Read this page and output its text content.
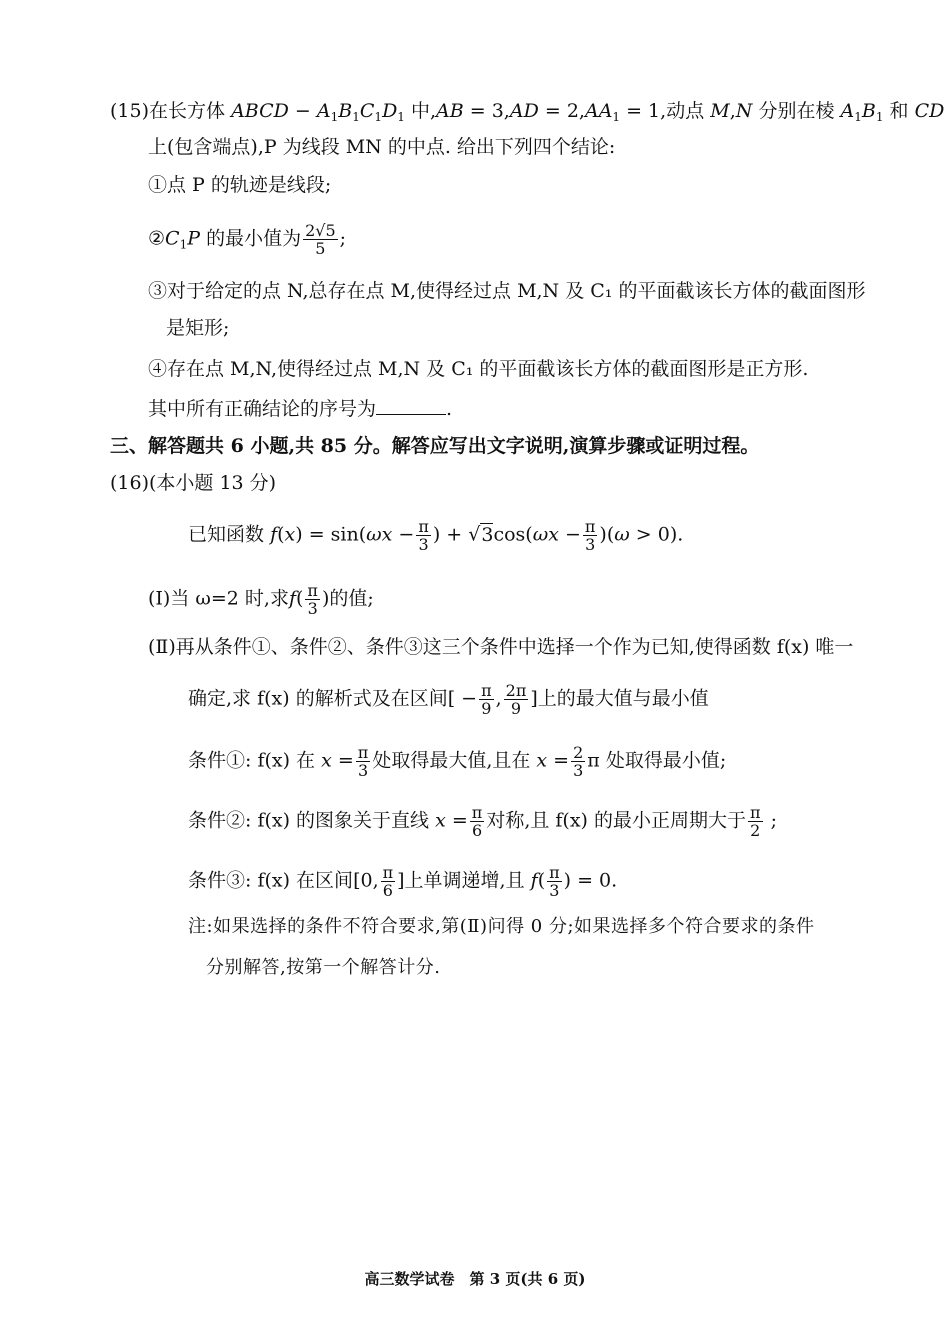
(15)在长方体 ABCD − $A_1B_1C_1D_1$ 中$,AB = 3,AD = 2,AA_1 = 1$,动点 M,N 分别在棱 $A_1B_1$ 和 CD
上(包含端点),P 为线段 MN 的中点. 给出下列四个结论:
①点 P 的轨迹是线段;
$②C_1P$ 的最小值为 $\frac{2√5}{5}$ ;
③对于给定的点 N,总存在点 M,使得经过点 M,N 及 C₁ 的平面截该长方体的截面图形
是矩形;
④存在点 M,N,使得经过点 M,N 及 C₁ 的平面截该长方体的截面图形是正方形.
其中所有正确结论的序号为	.
三、解答题共 6 小题,共 85 分。解答应写出文字说明,演算步骤或证明过程。
(16)(本小题 13 分)
已知函数 $f(x) = \sin(\omega x - \frac{\pi}{3}$ ) + $√3\cos(\omega x - \frac{\pi}{3} )(\omega > 0)$.
(Ⅰ)当 ω=2 时,求$f( \frac{\pi}{3}$ )的值;
(Ⅱ)再从条件①、条件②、条件③这三个条件中选择一个作为已知,使得函数 f(x) 唯一
确定,求 f(x) 的解析式及在区间[ − $\frac{\pi}{9}$ , $\frac{2\pi}{9}$ ]上的最大值与最小值
条件①: f(x) 在 $x = \frac{\pi}{3}$ 处取得最大值,且在 $x = \frac{2}{3}$ π 处取得最小值;
条件②: f(x) 的图象关于直线 $x = \frac{\pi}{6}$ 对称,且 f(x) 的最小正周期大于 $\frac{\pi}{2}$ ;
条件③: f(x) 在区间[0, $\frac{\pi}{6}$ ]上单调递增,且 $f( \frac{\pi}{3}$ ) = 0.
注:如果选择的条件不符合要求,第(Ⅱ)问得 0 分;如果选择多个符合要求的条件
分别解答,按第一个解答计分.
高三数学试卷　第 3 页(共 6 页)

++++++

EXERCISE AIM:
Each record above is to be restated exactly, with its pictures removed from the copy.

EXERCISE RESPONSE:
Read this page and output its text content.
(15)在长方体 ABCD − $A_1B_1C_1D_1$ 中$,AB = 3,AD = 2,AA_1 = 1$,动点 M,N 分别在棱 $A_1B_1$ 和 CD
上(包含端点),P 为线段 MN 的中点. 给出下列四个结论:
①点 P 的轨迹是线段;
$②C_1P$ 的最小值为 $\frac{2√5}{5}$ ;
③对于给定的点 N,总存在点 M,使得经过点 M,N 及 C₁ 的平面截该长方体的截面图形
是矩形;
④存在点 M,N,使得经过点 M,N 及 C₁ 的平面截该长方体的截面图形是正方形.
其中所有正确结论的序号为	.
三、解答题共 6 小题,共 85 分。解答应写出文字说明,演算步骤或证明过程。
(16)(本小题 13 分)
已知函数 $f(x) = \sin(\omega x - \frac{\pi}{3}$ ) + $√3\cos(\omega x - \frac{\pi}{3} )(\omega > 0)$.
(Ⅰ)当 ω=2 时,求$f( \frac{\pi}{3}$ )的值;
(Ⅱ)再从条件①、条件②、条件③这三个条件中选择一个作为已知,使得函数 f(x) 唯一
确定,求 f(x) 的解析式及在区间[ − $\frac{\pi}{9}$ , $\frac{2\pi}{9}$ ]上的最大值与最小值
条件①: f(x) 在 $x = \frac{\pi}{3}$ 处取得最大值,且在 $x = \frac{2}{3}$ π 处取得最小值;
条件②: f(x) 的图象关于直线 $x = \frac{\pi}{6}$ 对称,且 f(x) 的最小正周期大于 $\frac{\pi}{2}$ ;
条件③: f(x) 在区间[0, $\frac{\pi}{6}$ ]上单调递增,且 $f( \frac{\pi}{3}$ ) = 0.
注:如果选择的条件不符合要求,第(Ⅱ)问得 0 分;如果选择多个符合要求的条件
分别解答,按第一个解答计分.
高三数学试卷　第 3 页(共 6 页)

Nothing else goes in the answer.